**GIVEN EXERCISE**: What follows is a set of records; repeat all of them exactly.

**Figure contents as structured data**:
——————

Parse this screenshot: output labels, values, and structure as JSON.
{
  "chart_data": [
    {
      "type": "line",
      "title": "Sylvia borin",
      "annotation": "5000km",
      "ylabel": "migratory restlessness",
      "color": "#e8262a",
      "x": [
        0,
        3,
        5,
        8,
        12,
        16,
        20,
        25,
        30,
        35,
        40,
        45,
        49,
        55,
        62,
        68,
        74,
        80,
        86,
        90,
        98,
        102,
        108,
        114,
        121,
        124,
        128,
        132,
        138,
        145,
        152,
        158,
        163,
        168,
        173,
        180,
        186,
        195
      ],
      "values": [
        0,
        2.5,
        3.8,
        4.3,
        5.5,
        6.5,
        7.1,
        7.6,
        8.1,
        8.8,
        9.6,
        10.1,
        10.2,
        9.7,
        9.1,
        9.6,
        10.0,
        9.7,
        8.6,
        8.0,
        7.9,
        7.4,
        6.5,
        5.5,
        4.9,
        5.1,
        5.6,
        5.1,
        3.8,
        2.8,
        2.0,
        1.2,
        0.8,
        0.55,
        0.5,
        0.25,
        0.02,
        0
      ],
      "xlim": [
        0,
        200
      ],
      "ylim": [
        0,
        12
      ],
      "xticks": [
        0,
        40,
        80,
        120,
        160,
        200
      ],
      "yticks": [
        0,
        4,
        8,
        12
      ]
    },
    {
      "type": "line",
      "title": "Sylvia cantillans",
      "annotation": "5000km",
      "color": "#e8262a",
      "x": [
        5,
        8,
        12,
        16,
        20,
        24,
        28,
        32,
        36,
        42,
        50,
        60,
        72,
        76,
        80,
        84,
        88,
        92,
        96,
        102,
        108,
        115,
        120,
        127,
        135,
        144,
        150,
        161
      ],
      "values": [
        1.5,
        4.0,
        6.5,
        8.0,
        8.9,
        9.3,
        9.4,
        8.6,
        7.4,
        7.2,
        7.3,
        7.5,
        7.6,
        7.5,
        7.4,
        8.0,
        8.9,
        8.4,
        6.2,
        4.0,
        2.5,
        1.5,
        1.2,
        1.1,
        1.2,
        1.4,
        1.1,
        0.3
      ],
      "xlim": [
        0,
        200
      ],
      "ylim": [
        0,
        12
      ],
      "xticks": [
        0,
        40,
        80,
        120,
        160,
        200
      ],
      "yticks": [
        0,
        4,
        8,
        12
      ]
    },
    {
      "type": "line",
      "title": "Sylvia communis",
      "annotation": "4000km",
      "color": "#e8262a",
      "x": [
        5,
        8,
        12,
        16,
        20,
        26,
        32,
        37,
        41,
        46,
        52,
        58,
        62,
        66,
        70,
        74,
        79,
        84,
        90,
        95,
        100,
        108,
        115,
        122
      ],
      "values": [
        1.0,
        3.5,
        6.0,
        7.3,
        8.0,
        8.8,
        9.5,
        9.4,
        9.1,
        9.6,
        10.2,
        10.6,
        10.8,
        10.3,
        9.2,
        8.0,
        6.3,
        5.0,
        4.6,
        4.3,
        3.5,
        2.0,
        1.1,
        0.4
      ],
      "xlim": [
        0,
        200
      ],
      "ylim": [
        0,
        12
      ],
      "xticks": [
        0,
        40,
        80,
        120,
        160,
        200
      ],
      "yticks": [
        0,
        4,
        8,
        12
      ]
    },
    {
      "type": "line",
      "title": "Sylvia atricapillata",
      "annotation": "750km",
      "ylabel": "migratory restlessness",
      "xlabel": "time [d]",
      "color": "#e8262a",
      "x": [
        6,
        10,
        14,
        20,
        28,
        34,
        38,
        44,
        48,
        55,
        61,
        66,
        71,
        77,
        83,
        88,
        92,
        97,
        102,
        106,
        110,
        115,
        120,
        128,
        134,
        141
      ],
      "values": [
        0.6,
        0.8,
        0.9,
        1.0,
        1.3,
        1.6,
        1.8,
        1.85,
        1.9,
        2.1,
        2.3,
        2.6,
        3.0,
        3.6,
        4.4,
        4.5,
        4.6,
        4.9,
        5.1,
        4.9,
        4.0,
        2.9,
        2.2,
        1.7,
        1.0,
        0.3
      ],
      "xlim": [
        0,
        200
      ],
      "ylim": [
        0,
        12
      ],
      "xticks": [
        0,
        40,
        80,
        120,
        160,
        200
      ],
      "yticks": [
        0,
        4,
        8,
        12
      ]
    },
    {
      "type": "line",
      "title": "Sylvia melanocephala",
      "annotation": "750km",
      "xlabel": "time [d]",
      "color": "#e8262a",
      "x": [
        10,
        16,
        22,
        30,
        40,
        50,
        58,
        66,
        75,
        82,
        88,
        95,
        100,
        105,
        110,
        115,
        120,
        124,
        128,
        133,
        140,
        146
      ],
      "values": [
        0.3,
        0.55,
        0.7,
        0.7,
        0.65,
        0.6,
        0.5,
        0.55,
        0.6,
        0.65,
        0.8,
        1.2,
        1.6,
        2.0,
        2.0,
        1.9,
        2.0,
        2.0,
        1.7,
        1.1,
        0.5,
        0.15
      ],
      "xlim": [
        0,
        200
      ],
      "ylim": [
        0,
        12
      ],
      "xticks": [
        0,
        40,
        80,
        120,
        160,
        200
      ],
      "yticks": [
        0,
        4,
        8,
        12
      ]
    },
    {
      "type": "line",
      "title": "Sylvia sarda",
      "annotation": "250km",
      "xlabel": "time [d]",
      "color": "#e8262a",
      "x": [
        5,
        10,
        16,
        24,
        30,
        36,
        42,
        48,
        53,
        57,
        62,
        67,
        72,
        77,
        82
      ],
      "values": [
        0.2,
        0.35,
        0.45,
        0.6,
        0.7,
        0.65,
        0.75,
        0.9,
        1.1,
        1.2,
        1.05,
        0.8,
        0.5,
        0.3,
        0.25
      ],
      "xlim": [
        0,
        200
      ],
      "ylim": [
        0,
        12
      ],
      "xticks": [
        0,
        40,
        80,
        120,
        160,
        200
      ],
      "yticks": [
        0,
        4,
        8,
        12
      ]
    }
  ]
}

——————

**TASK OUTPUT**:
Parse this screenshot: output labels, values, and structure as JSON.
{
  "chart_data": [
    {
      "type": "line",
      "title": "Sylvia borin",
      "annotation": "5000km",
      "ylabel": "migratory restlessness",
      "color": "#e8262a",
      "x": [
        0,
        3,
        5,
        8,
        12,
        16,
        20,
        25,
        30,
        35,
        40,
        45,
        49,
        55,
        62,
        68,
        74,
        80,
        86,
        90,
        98,
        102,
        108,
        114,
        121,
        124,
        128,
        132,
        138,
        145,
        152,
        158,
        163,
        168,
        173,
        180,
        186,
        195
      ],
      "values": [
        0,
        2.5,
        3.8,
        4.3,
        5.5,
        6.5,
        7.1,
        7.6,
        8.1,
        8.8,
        9.6,
        10.1,
        10.2,
        9.7,
        9.1,
        9.6,
        10.0,
        9.7,
        8.6,
        8.0,
        7.9,
        7.4,
        6.5,
        5.5,
        4.9,
        5.1,
        5.6,
        5.1,
        3.8,
        2.8,
        2.0,
        1.2,
        0.8,
        0.55,
        0.5,
        0.25,
        0.02,
        0
      ],
      "xlim": [
        0,
        200
      ],
      "ylim": [
        0,
        12
      ],
      "xticks": [
        0,
        40,
        80,
        120,
        160,
        200
      ],
      "yticks": [
        0,
        4,
        8,
        12
      ]
    },
    {
      "type": "line",
      "title": "Sylvia cantillans",
      "annotation": "5000km",
      "color": "#e8262a",
      "x": [
        5,
        8,
        12,
        16,
        20,
        24,
        28,
        32,
        36,
        42,
        50,
        60,
        72,
        76,
        80,
        84,
        88,
        92,
        96,
        102,
        108,
        115,
        120,
        127,
        135,
        144,
        150,
        161
      ],
      "values": [
        1.5,
        4.0,
        6.5,
        8.0,
        8.9,
        9.3,
        9.4,
        8.6,
        7.4,
        7.2,
        7.3,
        7.5,
        7.6,
        7.5,
        7.4,
        8.0,
        8.9,
        8.4,
        6.2,
        4.0,
        2.5,
        1.5,
        1.2,
        1.1,
        1.2,
        1.4,
        1.1,
        0.3
      ],
      "xlim": [
        0,
        200
      ],
      "ylim": [
        0,
        12
      ],
      "xticks": [
        0,
        40,
        80,
        120,
        160,
        200
      ],
      "yticks": [
        0,
        4,
        8,
        12
      ]
    },
    {
      "type": "line",
      "title": "Sylvia communis",
      "annotation": "4000km",
      "color": "#e8262a",
      "x": [
        5,
        8,
        12,
        16,
        20,
        26,
        32,
        37,
        41,
        46,
        52,
        58,
        62,
        66,
        70,
        74,
        79,
        84,
        90,
        95,
        100,
        108,
        115,
        122
      ],
      "values": [
        1.0,
        3.5,
        6.0,
        7.3,
        8.0,
        8.8,
        9.5,
        9.4,
        9.1,
        9.6,
        10.2,
        10.6,
        10.8,
        10.3,
        9.2,
        8.0,
        6.3,
        5.0,
        4.6,
        4.3,
        3.5,
        2.0,
        1.1,
        0.4
      ],
      "xlim": [
        0,
        200
      ],
      "ylim": [
        0,
        12
      ],
      "xticks": [
        0,
        40,
        80,
        120,
        160,
        200
      ],
      "yticks": [
        0,
        4,
        8,
        12
      ]
    },
    {
      "type": "line",
      "title": "Sylvia atricapillata",
      "annotation": "750km",
      "ylabel": "migratory restlessness",
      "xlabel": "time [d]",
      "color": "#e8262a",
      "x": [
        6,
        10,
        14,
        20,
        28,
        34,
        38,
        44,
        48,
        55,
        61,
        66,
        71,
        77,
        83,
        88,
        92,
        97,
        102,
        106,
        110,
        115,
        120,
        128,
        134,
        141
      ],
      "values": [
        0.6,
        0.8,
        0.9,
        1.0,
        1.3,
        1.6,
        1.8,
        1.85,
        1.9,
        2.1,
        2.3,
        2.6,
        3.0,
        3.6,
        4.4,
        4.5,
        4.6,
        4.9,
        5.1,
        4.9,
        4.0,
        2.9,
        2.2,
        1.7,
        1.0,
        0.3
      ],
      "xlim": [
        0,
        200
      ],
      "ylim": [
        0,
        12
      ],
      "xticks": [
        0,
        40,
        80,
        120,
        160,
        200
      ],
      "yticks": [
        0,
        4,
        8,
        12
      ]
    },
    {
      "type": "line",
      "title": "Sylvia melanocephala",
      "annotation": "750km",
      "xlabel": "time [d]",
      "color": "#e8262a",
      "x": [
        10,
        16,
        22,
        30,
        40,
        50,
        58,
        66,
        75,
        82,
        88,
        95,
        100,
        105,
        110,
        115,
        120,
        124,
        128,
        133,
        140,
        146
      ],
      "values": [
        0.3,
        0.55,
        0.7,
        0.7,
        0.65,
        0.6,
        0.5,
        0.55,
        0.6,
        0.65,
        0.8,
        1.2,
        1.6,
        2.0,
        2.0,
        1.9,
        2.0,
        2.0,
        1.7,
        1.1,
        0.5,
        0.15
      ],
      "xlim": [
        0,
        200
      ],
      "ylim": [
        0,
        12
      ],
      "xticks": [
        0,
        40,
        80,
        120,
        160,
        200
      ],
      "yticks": [
        0,
        4,
        8,
        12
      ]
    },
    {
      "type": "line",
      "title": "Sylvia sarda",
      "annotation": "250km",
      "xlabel": "time [d]",
      "color": "#e8262a",
      "x": [
        5,
        10,
        16,
        24,
        30,
        36,
        42,
        48,
        53,
        57,
        62,
        67,
        72,
        77,
        82
      ],
      "values": [
        0.2,
        0.35,
        0.45,
        0.6,
        0.7,
        0.65,
        0.75,
        0.9,
        1.1,
        1.2,
        1.05,
        0.8,
        0.5,
        0.3,
        0.25
      ],
      "xlim": [
        0,
        200
      ],
      "ylim": [
        0,
        12
      ],
      "xticks": [
        0,
        40,
        80,
        120,
        160,
        200
      ],
      "yticks": [
        0,
        4,
        8,
        12
      ]
    }
  ]
}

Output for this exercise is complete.